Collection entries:
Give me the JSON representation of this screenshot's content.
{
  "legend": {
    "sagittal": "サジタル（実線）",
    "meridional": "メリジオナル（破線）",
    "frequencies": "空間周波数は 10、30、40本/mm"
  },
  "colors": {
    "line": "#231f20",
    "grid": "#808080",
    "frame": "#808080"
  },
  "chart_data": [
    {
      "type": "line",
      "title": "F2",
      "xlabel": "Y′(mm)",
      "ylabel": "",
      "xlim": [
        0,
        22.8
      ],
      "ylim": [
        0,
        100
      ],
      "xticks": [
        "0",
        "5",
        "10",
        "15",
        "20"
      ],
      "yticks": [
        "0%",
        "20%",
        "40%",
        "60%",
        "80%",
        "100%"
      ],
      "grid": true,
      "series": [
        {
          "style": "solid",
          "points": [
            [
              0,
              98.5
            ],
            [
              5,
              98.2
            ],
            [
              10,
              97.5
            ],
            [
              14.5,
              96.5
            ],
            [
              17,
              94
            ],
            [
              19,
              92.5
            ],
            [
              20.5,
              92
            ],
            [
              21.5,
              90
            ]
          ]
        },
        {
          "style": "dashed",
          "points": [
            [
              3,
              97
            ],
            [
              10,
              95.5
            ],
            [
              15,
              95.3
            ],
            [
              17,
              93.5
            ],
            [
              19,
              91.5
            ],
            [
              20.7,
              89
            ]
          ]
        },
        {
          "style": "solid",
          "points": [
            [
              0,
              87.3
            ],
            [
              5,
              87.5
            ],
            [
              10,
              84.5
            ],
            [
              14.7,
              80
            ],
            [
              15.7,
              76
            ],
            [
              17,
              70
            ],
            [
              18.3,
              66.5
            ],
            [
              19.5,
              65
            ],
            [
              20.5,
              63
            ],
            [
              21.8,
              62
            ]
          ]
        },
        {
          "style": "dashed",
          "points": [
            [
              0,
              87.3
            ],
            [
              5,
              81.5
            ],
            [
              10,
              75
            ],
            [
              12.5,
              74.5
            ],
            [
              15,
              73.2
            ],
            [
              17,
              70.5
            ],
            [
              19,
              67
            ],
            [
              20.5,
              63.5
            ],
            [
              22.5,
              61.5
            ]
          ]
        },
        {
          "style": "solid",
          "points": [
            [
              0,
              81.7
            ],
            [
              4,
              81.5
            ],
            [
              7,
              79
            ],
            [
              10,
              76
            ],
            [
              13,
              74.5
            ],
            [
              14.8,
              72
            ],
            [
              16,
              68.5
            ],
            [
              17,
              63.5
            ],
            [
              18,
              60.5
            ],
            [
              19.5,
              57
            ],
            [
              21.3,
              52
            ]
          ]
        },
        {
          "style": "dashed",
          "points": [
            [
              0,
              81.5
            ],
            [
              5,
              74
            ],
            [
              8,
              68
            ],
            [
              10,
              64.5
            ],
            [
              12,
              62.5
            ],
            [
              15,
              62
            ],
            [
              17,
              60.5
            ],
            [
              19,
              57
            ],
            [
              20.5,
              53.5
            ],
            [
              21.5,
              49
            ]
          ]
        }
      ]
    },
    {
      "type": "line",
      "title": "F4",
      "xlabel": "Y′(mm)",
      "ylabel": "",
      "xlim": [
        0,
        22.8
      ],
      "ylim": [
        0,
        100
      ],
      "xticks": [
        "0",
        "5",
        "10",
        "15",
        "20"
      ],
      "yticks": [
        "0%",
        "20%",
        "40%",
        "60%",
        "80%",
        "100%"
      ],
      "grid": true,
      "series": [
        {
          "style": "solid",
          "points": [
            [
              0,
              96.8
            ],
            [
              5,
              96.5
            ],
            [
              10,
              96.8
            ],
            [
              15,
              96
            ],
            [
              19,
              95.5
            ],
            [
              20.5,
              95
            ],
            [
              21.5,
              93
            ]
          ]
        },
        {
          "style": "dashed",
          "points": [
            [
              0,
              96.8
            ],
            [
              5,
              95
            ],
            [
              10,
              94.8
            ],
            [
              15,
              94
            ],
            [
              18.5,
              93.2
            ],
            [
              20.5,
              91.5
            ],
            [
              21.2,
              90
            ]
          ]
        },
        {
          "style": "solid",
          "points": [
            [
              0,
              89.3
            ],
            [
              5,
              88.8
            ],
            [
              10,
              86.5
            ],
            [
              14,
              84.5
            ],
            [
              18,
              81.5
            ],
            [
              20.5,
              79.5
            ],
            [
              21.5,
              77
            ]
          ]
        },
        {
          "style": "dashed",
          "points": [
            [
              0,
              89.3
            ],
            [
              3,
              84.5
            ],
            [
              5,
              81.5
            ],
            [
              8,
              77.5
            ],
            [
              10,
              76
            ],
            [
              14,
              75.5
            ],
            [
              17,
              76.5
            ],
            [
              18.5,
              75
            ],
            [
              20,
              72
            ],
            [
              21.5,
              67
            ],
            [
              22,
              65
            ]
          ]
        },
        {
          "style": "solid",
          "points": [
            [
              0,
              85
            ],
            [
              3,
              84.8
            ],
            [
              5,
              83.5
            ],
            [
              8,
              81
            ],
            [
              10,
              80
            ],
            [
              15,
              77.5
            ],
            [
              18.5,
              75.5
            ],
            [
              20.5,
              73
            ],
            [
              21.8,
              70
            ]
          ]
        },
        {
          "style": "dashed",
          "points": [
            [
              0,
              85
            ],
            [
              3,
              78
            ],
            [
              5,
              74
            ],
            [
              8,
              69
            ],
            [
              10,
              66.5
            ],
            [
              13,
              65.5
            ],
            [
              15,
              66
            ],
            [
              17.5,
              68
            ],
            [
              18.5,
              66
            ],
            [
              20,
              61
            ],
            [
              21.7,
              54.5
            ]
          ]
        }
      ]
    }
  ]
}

What is needed: Everything in the listing above should be restated exactly.

Answer to this task:
Give me the JSON representation of this screenshot's content.
{
  "legend": {
    "sagittal": "サジタル（実線）",
    "meridional": "メリジオナル（破線）",
    "frequencies": "空間周波数は 10、30、40本/mm"
  },
  "colors": {
    "line": "#231f20",
    "grid": "#808080",
    "frame": "#808080"
  },
  "chart_data": [
    {
      "type": "line",
      "title": "F2",
      "xlabel": "Y′(mm)",
      "ylabel": "",
      "xlim": [
        0,
        22.8
      ],
      "ylim": [
        0,
        100
      ],
      "xticks": [
        "0",
        "5",
        "10",
        "15",
        "20"
      ],
      "yticks": [
        "0%",
        "20%",
        "40%",
        "60%",
        "80%",
        "100%"
      ],
      "grid": true,
      "series": [
        {
          "style": "solid",
          "points": [
            [
              0,
              98.5
            ],
            [
              5,
              98.2
            ],
            [
              10,
              97.5
            ],
            [
              14.5,
              96.5
            ],
            [
              17,
              94
            ],
            [
              19,
              92.5
            ],
            [
              20.5,
              92
            ],
            [
              21.5,
              90
            ]
          ]
        },
        {
          "style": "dashed",
          "points": [
            [
              3,
              97
            ],
            [
              10,
              95.5
            ],
            [
              15,
              95.3
            ],
            [
              17,
              93.5
            ],
            [
              19,
              91.5
            ],
            [
              20.7,
              89
            ]
          ]
        },
        {
          "style": "solid",
          "points": [
            [
              0,
              87.3
            ],
            [
              5,
              87.5
            ],
            [
              10,
              84.5
            ],
            [
              14.7,
              80
            ],
            [
              15.7,
              76
            ],
            [
              17,
              70
            ],
            [
              18.3,
              66.5
            ],
            [
              19.5,
              65
            ],
            [
              20.5,
              63
            ],
            [
              21.8,
              62
            ]
          ]
        },
        {
          "style": "dashed",
          "points": [
            [
              0,
              87.3
            ],
            [
              5,
              81.5
            ],
            [
              10,
              75
            ],
            [
              12.5,
              74.5
            ],
            [
              15,
              73.2
            ],
            [
              17,
              70.5
            ],
            [
              19,
              67
            ],
            [
              20.5,
              63.5
            ],
            [
              22.5,
              61.5
            ]
          ]
        },
        {
          "style": "solid",
          "points": [
            [
              0,
              81.7
            ],
            [
              4,
              81.5
            ],
            [
              7,
              79
            ],
            [
              10,
              76
            ],
            [
              13,
              74.5
            ],
            [
              14.8,
              72
            ],
            [
              16,
              68.5
            ],
            [
              17,
              63.5
            ],
            [
              18,
              60.5
            ],
            [
              19.5,
              57
            ],
            [
              21.3,
              52
            ]
          ]
        },
        {
          "style": "dashed",
          "points": [
            [
              0,
              81.5
            ],
            [
              5,
              74
            ],
            [
              8,
              68
            ],
            [
              10,
              64.5
            ],
            [
              12,
              62.5
            ],
            [
              15,
              62
            ],
            [
              17,
              60.5
            ],
            [
              19,
              57
            ],
            [
              20.5,
              53.5
            ],
            [
              21.5,
              49
            ]
          ]
        }
      ]
    },
    {
      "type": "line",
      "title": "F4",
      "xlabel": "Y′(mm)",
      "ylabel": "",
      "xlim": [
        0,
        22.8
      ],
      "ylim": [
        0,
        100
      ],
      "xticks": [
        "0",
        "5",
        "10",
        "15",
        "20"
      ],
      "yticks": [
        "0%",
        "20%",
        "40%",
        "60%",
        "80%",
        "100%"
      ],
      "grid": true,
      "series": [
        {
          "style": "solid",
          "points": [
            [
              0,
              96.8
            ],
            [
              5,
              96.5
            ],
            [
              10,
              96.8
            ],
            [
              15,
              96
            ],
            [
              19,
              95.5
            ],
            [
              20.5,
              95
            ],
            [
              21.5,
              93
            ]
          ]
        },
        {
          "style": "dashed",
          "points": [
            [
              0,
              96.8
            ],
            [
              5,
              95
            ],
            [
              10,
              94.8
            ],
            [
              15,
              94
            ],
            [
              18.5,
              93.2
            ],
            [
              20.5,
              91.5
            ],
            [
              21.2,
              90
            ]
          ]
        },
        {
          "style": "solid",
          "points": [
            [
              0,
              89.3
            ],
            [
              5,
              88.8
            ],
            [
              10,
              86.5
            ],
            [
              14,
              84.5
            ],
            [
              18,
              81.5
            ],
            [
              20.5,
              79.5
            ],
            [
              21.5,
              77
            ]
          ]
        },
        {
          "style": "dashed",
          "points": [
            [
              0,
              89.3
            ],
            [
              3,
              84.5
            ],
            [
              5,
              81.5
            ],
            [
              8,
              77.5
            ],
            [
              10,
              76
            ],
            [
              14,
              75.5
            ],
            [
              17,
              76.5
            ],
            [
              18.5,
              75
            ],
            [
              20,
              72
            ],
            [
              21.5,
              67
            ],
            [
              22,
              65
            ]
          ]
        },
        {
          "style": "solid",
          "points": [
            [
              0,
              85
            ],
            [
              3,
              84.8
            ],
            [
              5,
              83.5
            ],
            [
              8,
              81
            ],
            [
              10,
              80
            ],
            [
              15,
              77.5
            ],
            [
              18.5,
              75.5
            ],
            [
              20.5,
              73
            ],
            [
              21.8,
              70
            ]
          ]
        },
        {
          "style": "dashed",
          "points": [
            [
              0,
              85
            ],
            [
              3,
              78
            ],
            [
              5,
              74
            ],
            [
              8,
              69
            ],
            [
              10,
              66.5
            ],
            [
              13,
              65.5
            ],
            [
              15,
              66
            ],
            [
              17.5,
              68
            ],
            [
              18.5,
              66
            ],
            [
              20,
              61
            ],
            [
              21.7,
              54.5
            ]
          ]
        }
      ]
    }
  ]
}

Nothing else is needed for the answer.